=== DATA IN THIS EXERCISE ===
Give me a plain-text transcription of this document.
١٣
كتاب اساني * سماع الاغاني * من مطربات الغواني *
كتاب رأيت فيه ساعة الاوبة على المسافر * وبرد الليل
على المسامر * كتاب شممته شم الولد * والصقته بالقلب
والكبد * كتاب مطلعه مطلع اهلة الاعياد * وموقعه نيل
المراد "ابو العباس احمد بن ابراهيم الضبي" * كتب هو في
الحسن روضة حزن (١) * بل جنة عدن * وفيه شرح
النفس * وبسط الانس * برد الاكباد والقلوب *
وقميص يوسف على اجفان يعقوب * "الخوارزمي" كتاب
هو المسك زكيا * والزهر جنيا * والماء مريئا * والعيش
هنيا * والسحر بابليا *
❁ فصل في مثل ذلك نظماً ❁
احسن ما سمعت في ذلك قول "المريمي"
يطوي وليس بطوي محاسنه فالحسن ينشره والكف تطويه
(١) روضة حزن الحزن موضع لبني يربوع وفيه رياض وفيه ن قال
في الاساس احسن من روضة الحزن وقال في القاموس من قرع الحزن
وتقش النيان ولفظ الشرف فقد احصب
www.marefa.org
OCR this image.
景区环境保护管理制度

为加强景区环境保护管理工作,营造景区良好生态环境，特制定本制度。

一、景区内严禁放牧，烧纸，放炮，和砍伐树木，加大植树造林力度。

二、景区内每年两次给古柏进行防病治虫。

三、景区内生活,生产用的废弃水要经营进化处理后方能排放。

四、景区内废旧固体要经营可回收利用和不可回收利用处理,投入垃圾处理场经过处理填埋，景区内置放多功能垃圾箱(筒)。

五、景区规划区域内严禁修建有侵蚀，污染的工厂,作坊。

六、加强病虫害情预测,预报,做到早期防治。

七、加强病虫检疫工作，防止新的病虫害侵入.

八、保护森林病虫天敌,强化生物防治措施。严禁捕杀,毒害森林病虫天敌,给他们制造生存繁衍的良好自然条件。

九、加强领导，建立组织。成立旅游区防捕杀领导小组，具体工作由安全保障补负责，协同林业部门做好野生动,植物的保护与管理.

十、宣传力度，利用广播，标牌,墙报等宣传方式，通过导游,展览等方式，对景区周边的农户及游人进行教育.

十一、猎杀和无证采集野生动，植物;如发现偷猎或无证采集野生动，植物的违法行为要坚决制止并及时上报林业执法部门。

=== WRITTEN EXERCISE ===
Of all the lines in the data above, state how many include "وفيه". Say only the number.

=== FINAL RESULT ===
2